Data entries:
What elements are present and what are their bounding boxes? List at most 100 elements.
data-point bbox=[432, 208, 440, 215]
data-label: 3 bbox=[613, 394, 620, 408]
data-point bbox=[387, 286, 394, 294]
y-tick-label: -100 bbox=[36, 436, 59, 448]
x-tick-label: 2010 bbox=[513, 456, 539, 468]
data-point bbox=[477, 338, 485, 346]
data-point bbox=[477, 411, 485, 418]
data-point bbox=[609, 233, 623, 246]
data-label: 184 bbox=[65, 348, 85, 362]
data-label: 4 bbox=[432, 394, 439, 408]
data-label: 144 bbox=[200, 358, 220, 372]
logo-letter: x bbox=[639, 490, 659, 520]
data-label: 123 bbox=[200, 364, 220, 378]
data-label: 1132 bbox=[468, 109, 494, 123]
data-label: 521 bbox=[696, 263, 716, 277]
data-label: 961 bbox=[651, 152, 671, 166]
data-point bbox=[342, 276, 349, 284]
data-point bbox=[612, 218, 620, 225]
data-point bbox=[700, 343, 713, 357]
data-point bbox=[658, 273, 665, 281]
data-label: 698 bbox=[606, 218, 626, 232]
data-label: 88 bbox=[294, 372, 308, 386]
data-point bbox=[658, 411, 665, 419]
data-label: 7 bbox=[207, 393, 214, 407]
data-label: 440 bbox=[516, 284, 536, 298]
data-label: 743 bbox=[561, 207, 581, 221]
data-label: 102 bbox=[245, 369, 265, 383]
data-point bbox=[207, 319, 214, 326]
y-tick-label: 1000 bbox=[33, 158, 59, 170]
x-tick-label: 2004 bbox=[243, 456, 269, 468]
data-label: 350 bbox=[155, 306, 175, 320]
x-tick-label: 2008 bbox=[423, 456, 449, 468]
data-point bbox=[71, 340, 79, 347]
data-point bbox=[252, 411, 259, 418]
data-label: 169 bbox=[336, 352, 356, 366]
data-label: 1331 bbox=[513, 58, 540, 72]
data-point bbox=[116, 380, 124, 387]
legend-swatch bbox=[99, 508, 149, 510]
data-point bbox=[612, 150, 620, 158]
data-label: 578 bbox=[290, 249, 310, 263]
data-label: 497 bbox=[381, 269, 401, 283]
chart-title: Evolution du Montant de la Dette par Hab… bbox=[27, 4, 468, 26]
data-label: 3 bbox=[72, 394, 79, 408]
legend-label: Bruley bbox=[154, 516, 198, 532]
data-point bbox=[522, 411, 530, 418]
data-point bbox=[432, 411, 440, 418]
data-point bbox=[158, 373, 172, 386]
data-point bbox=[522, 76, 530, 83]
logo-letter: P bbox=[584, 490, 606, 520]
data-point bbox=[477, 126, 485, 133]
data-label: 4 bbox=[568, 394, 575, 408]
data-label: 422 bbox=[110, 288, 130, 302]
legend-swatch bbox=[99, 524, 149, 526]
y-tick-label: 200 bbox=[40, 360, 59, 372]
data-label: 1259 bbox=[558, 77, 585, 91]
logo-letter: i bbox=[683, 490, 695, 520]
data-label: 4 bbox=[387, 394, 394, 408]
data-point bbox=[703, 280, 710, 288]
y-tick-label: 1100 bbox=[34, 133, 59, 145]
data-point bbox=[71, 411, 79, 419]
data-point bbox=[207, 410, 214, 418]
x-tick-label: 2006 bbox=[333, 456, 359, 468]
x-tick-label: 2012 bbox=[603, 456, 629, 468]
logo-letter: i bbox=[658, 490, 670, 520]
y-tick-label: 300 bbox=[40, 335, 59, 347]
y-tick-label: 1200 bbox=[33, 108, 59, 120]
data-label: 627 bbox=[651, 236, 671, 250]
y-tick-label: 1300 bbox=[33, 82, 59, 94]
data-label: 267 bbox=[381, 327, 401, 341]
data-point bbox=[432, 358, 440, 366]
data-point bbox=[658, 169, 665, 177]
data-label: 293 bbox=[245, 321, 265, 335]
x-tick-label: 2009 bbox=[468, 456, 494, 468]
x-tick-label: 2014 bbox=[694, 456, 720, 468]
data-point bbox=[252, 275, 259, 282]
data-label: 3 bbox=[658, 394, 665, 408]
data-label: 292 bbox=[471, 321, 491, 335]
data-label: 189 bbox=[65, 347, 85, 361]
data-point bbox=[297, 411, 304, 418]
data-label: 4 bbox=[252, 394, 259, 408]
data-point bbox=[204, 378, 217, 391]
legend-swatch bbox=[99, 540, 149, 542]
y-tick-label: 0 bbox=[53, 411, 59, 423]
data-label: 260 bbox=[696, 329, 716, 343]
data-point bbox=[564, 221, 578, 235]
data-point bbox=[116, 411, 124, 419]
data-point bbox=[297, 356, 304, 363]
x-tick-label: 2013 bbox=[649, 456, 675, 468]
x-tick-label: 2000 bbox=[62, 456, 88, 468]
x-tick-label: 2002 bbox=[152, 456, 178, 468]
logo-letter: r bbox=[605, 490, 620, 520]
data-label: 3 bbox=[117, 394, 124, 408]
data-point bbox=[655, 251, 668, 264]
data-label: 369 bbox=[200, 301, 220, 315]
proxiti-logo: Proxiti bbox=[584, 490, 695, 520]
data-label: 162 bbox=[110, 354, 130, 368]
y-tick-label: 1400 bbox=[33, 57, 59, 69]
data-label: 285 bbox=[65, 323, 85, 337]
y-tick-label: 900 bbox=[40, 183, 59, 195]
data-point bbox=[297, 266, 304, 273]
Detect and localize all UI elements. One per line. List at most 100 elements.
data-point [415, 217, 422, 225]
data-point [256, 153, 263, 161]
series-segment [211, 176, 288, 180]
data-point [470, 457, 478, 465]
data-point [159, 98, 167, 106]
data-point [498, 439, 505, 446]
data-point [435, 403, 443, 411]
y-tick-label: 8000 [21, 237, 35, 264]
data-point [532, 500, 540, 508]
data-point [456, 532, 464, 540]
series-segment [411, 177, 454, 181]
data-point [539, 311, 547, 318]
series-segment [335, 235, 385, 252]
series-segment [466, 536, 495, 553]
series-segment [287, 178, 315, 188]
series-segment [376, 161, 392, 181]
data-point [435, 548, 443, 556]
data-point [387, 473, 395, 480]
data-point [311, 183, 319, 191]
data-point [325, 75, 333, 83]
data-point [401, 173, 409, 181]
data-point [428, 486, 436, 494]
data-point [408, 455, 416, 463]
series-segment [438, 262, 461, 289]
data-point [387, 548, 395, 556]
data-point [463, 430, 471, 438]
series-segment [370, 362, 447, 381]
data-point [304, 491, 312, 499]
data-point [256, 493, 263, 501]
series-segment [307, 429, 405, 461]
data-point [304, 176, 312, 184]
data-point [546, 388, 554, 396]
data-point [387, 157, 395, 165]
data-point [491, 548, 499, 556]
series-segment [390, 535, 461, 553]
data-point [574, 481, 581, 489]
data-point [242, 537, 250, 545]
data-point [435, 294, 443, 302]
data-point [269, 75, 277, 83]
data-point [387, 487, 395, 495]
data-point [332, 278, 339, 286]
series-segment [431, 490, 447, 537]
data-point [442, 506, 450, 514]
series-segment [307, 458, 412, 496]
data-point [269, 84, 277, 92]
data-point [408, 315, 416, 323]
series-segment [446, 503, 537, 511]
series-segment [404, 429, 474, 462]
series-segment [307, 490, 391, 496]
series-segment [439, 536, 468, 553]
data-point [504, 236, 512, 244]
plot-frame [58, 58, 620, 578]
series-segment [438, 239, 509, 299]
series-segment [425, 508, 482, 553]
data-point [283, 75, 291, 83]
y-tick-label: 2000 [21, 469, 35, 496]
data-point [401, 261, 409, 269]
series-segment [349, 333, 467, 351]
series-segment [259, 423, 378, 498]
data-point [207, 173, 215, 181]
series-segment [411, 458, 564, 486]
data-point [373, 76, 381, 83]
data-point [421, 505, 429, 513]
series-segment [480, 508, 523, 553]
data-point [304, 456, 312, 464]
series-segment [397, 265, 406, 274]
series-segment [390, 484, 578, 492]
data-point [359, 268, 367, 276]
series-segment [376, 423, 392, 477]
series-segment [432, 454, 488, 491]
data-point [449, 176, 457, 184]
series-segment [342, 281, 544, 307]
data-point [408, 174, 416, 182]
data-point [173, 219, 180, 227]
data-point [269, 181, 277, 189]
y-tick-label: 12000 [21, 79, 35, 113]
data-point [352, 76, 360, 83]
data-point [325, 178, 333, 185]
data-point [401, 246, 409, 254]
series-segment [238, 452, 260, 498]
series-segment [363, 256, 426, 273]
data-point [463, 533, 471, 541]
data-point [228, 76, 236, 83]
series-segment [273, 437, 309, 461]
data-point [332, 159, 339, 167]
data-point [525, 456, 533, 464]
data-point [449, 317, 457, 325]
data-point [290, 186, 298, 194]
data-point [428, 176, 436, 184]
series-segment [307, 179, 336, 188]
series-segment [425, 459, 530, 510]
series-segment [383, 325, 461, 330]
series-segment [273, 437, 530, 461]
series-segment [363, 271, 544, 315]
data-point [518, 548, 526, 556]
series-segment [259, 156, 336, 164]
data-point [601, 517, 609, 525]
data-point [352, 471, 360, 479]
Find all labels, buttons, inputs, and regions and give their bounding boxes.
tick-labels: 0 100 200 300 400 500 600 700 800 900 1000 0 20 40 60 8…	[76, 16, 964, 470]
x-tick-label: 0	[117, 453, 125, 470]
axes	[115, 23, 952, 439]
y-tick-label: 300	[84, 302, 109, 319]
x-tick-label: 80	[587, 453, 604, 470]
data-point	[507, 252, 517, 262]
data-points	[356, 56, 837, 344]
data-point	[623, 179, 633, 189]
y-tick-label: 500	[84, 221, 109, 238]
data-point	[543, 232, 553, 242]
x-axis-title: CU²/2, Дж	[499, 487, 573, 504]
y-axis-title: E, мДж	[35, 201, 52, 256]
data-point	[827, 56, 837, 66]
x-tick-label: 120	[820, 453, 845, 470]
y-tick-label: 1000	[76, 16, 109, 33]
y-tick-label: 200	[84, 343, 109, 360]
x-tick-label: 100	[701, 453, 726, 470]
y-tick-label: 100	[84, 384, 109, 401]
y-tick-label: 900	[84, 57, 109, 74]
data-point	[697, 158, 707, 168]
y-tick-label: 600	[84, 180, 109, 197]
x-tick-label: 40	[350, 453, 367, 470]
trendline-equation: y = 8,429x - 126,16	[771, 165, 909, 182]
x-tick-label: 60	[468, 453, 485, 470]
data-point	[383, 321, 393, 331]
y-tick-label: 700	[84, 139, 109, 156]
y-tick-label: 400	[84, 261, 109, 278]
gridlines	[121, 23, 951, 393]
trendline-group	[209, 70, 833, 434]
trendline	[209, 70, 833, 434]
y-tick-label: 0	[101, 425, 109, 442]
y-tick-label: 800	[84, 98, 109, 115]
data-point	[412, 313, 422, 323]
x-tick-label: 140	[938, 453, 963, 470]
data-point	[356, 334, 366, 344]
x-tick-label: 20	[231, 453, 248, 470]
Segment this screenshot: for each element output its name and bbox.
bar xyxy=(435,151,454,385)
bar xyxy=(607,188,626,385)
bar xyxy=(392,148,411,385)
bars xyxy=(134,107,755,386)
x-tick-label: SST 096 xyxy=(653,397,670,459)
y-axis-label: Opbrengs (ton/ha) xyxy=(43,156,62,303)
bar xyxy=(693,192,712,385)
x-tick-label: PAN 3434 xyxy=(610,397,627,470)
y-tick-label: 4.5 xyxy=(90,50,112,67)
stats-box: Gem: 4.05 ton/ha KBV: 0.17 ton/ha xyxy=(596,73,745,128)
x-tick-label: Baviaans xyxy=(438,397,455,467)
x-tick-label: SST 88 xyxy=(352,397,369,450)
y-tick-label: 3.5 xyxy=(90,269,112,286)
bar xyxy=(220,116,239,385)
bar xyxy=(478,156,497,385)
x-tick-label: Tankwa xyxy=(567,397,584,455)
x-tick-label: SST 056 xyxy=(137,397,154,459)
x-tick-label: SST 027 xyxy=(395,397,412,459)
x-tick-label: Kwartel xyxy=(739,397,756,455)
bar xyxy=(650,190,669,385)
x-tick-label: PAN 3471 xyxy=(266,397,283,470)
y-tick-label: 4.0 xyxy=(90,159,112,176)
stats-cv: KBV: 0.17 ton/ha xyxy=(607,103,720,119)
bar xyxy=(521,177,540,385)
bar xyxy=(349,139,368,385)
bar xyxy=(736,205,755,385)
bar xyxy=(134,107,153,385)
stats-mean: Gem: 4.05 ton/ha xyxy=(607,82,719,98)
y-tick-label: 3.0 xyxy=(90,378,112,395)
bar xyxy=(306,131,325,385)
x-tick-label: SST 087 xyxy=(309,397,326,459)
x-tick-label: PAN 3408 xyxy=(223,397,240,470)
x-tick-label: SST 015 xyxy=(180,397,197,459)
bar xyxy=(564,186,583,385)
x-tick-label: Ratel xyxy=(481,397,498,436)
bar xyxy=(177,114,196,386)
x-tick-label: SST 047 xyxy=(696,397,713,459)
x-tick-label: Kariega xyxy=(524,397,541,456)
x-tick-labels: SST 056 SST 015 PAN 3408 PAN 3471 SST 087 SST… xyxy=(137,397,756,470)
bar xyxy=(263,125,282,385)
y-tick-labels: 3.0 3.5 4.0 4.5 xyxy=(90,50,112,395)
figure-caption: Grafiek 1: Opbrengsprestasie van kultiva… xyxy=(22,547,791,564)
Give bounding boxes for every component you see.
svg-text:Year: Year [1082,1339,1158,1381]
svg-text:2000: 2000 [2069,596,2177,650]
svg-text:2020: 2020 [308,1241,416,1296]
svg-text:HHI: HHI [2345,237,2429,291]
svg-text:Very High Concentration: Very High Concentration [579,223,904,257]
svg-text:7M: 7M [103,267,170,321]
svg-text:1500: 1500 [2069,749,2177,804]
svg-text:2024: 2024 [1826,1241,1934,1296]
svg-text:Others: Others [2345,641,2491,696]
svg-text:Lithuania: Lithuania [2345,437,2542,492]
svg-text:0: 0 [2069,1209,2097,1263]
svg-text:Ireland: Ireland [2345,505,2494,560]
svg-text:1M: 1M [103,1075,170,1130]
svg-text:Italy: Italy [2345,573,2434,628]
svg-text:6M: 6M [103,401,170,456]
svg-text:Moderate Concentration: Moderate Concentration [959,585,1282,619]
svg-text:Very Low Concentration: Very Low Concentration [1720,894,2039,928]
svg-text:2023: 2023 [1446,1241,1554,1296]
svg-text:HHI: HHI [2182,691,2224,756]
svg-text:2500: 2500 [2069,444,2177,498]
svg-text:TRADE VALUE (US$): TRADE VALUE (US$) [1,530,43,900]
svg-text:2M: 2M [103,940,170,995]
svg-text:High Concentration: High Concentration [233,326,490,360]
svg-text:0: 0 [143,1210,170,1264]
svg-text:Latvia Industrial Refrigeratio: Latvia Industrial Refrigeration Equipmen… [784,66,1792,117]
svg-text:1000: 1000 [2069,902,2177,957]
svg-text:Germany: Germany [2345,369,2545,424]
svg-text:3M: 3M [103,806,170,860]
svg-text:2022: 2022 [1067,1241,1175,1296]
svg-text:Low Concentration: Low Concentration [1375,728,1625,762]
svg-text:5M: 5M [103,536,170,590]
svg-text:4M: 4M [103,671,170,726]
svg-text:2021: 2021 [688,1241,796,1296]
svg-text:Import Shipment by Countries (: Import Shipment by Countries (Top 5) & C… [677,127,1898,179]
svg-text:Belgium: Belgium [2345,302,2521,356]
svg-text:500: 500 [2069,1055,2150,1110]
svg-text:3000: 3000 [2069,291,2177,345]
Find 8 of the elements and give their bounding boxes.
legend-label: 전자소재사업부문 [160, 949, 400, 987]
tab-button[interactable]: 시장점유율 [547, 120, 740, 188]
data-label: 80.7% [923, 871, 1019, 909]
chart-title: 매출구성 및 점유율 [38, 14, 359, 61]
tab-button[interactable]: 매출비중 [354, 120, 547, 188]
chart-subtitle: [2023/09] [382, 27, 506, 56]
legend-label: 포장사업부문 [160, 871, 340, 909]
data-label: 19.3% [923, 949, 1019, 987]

Exercise directions -
Edit the material starting at its first line and ending at the line that contains "data-label: 88 bbox=[294, 372, 308, 386]", replacing every "data-point" with "point-marker" and keeping everything else the same.

Exercise output -
What elements are present and what are their bounding boxes? List at most 100 elements.
point-marker bbox=[432, 208, 440, 215]
data-label: 3 bbox=[613, 394, 620, 408]
point-marker bbox=[387, 286, 394, 294]
y-tick-label: -100 bbox=[36, 436, 59, 448]
x-tick-label: 2010 bbox=[513, 456, 539, 468]
point-marker bbox=[477, 338, 485, 346]
point-marker bbox=[477, 411, 485, 418]
point-marker bbox=[609, 233, 623, 246]
data-label: 184 bbox=[65, 348, 85, 362]
data-label: 4 bbox=[432, 394, 439, 408]
data-label: 144 bbox=[200, 358, 220, 372]
logo-letter: x bbox=[639, 490, 659, 520]
data-label: 123 bbox=[200, 364, 220, 378]
data-label: 1132 bbox=[468, 109, 494, 123]
data-label: 521 bbox=[696, 263, 716, 277]
data-label: 961 bbox=[651, 152, 671, 166]
point-marker bbox=[342, 276, 349, 284]
point-marker bbox=[612, 218, 620, 225]
point-marker bbox=[700, 343, 713, 357]
point-marker bbox=[658, 273, 665, 281]
data-label: 698 bbox=[606, 218, 626, 232]
data-label: 88 bbox=[294, 372, 308, 386]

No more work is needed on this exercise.